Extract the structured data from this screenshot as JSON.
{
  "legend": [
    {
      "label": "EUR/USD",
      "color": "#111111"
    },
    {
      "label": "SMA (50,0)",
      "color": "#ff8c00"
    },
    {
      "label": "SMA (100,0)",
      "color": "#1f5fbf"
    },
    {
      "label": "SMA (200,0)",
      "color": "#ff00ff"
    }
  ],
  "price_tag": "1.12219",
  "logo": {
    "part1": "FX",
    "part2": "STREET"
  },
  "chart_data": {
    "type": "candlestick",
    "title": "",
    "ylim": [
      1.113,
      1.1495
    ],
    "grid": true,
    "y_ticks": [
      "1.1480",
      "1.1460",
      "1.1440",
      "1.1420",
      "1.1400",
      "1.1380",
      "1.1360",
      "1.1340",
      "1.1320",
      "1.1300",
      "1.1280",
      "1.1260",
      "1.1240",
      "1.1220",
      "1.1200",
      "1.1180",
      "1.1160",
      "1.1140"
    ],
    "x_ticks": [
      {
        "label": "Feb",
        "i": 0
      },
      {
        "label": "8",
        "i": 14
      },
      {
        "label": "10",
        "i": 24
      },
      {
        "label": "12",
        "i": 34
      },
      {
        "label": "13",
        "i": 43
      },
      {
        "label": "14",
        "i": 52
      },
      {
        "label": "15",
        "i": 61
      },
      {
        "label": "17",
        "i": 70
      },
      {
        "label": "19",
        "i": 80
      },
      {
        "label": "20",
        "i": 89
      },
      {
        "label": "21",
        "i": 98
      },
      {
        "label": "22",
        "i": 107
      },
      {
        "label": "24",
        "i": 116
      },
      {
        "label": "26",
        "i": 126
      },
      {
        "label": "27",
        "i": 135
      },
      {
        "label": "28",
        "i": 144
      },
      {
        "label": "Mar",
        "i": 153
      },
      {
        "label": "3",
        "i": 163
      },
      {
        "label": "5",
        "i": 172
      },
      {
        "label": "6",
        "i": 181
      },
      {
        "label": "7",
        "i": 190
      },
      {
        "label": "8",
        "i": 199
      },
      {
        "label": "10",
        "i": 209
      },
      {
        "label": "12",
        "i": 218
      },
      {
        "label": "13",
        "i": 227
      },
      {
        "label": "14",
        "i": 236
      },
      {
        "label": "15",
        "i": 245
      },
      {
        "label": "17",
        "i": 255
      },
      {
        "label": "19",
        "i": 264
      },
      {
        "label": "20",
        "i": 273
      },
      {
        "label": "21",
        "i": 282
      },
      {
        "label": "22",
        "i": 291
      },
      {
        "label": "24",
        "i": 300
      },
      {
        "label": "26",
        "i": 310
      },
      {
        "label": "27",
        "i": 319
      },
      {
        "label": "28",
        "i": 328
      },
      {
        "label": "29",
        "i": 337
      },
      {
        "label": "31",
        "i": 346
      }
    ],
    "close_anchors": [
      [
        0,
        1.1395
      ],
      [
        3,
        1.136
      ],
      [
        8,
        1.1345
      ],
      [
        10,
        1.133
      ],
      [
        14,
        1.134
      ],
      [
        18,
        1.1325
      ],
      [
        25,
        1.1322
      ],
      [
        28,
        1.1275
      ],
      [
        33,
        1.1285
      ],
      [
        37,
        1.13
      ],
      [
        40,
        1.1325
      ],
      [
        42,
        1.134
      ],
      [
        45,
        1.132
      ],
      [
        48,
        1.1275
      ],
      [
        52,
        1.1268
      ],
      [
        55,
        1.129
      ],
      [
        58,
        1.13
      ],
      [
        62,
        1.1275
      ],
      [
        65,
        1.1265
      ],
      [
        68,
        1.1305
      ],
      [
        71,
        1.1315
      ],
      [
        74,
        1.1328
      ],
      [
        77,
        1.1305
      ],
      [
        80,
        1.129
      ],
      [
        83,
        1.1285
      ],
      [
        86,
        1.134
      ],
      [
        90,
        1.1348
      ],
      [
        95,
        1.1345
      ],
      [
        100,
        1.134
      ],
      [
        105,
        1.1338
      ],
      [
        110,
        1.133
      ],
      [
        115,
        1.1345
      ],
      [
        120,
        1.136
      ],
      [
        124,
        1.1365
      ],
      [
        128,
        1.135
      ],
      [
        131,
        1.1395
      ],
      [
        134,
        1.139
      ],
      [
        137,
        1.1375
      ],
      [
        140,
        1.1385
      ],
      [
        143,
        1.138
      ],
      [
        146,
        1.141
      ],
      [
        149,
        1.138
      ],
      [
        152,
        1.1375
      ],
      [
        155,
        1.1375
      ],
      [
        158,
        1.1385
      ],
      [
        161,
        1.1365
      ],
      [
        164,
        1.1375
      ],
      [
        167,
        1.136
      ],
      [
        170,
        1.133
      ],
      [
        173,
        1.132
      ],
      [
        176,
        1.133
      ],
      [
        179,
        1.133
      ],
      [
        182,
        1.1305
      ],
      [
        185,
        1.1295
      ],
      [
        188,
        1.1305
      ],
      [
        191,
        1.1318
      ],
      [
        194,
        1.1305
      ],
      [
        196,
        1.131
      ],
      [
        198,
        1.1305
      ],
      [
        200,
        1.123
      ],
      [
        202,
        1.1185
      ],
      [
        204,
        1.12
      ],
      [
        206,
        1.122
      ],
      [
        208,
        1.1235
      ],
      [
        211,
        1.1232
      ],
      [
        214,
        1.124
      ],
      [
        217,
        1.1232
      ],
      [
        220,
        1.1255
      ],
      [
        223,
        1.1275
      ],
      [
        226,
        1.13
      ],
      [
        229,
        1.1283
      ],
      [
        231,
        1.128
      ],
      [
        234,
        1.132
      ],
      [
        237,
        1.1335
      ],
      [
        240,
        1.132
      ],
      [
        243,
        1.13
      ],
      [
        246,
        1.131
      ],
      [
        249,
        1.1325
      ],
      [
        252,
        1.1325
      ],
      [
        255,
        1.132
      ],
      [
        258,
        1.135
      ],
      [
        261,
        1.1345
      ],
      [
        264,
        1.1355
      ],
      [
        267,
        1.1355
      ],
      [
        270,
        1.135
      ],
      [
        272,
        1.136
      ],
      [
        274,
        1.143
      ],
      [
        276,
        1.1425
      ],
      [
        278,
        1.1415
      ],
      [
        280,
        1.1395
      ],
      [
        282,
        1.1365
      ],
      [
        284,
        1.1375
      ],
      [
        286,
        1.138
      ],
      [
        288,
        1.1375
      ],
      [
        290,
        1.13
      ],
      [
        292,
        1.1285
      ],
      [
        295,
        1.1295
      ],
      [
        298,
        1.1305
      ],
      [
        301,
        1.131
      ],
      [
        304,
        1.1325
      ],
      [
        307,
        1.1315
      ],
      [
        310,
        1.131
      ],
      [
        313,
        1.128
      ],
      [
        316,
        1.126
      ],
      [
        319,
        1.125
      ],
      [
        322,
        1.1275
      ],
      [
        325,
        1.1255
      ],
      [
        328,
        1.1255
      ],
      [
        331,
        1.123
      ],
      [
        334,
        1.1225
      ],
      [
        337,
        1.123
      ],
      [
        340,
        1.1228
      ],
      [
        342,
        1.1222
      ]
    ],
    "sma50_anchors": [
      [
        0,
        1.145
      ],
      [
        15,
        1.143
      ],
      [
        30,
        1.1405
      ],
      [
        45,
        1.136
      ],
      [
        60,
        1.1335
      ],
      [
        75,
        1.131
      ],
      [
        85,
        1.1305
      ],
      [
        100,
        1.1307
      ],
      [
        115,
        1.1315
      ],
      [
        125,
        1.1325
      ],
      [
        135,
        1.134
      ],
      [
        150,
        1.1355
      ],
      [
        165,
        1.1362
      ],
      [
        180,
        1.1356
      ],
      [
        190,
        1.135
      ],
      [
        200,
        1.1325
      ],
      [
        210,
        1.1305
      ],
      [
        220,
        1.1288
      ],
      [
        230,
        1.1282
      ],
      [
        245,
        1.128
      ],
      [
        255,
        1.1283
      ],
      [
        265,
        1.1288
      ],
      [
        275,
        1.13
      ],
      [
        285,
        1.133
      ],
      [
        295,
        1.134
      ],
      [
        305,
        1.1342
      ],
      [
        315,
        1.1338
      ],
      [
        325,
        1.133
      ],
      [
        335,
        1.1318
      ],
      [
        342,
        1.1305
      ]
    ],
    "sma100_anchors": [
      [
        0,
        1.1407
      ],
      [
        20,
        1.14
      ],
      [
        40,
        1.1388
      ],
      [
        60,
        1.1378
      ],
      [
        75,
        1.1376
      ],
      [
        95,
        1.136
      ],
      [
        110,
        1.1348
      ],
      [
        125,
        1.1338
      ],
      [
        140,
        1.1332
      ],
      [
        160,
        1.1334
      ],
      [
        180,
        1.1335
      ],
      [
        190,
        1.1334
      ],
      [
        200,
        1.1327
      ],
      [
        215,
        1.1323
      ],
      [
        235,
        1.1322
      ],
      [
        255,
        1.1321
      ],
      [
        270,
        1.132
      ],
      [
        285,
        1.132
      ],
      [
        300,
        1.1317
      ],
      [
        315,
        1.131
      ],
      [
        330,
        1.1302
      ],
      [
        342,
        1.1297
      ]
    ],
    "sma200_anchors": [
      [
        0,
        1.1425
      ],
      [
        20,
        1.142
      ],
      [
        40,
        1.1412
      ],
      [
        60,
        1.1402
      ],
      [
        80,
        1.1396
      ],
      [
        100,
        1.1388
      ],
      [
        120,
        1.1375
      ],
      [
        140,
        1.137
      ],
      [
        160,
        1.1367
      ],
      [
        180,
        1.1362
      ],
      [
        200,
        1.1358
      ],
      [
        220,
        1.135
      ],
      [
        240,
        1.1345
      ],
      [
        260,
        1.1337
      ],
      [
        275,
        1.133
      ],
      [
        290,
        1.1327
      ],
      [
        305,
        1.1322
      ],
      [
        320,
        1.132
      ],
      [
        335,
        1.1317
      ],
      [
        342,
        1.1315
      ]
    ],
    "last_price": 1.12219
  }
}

- - -

▸ **Exercise instructions**
List the lines of the records where "color" occurs.

▸ **Answer below**
      "color": "#111111"
      "color": "#ff8c00"
      "color": "#1f5fbf"
      "color": "#ff00ff"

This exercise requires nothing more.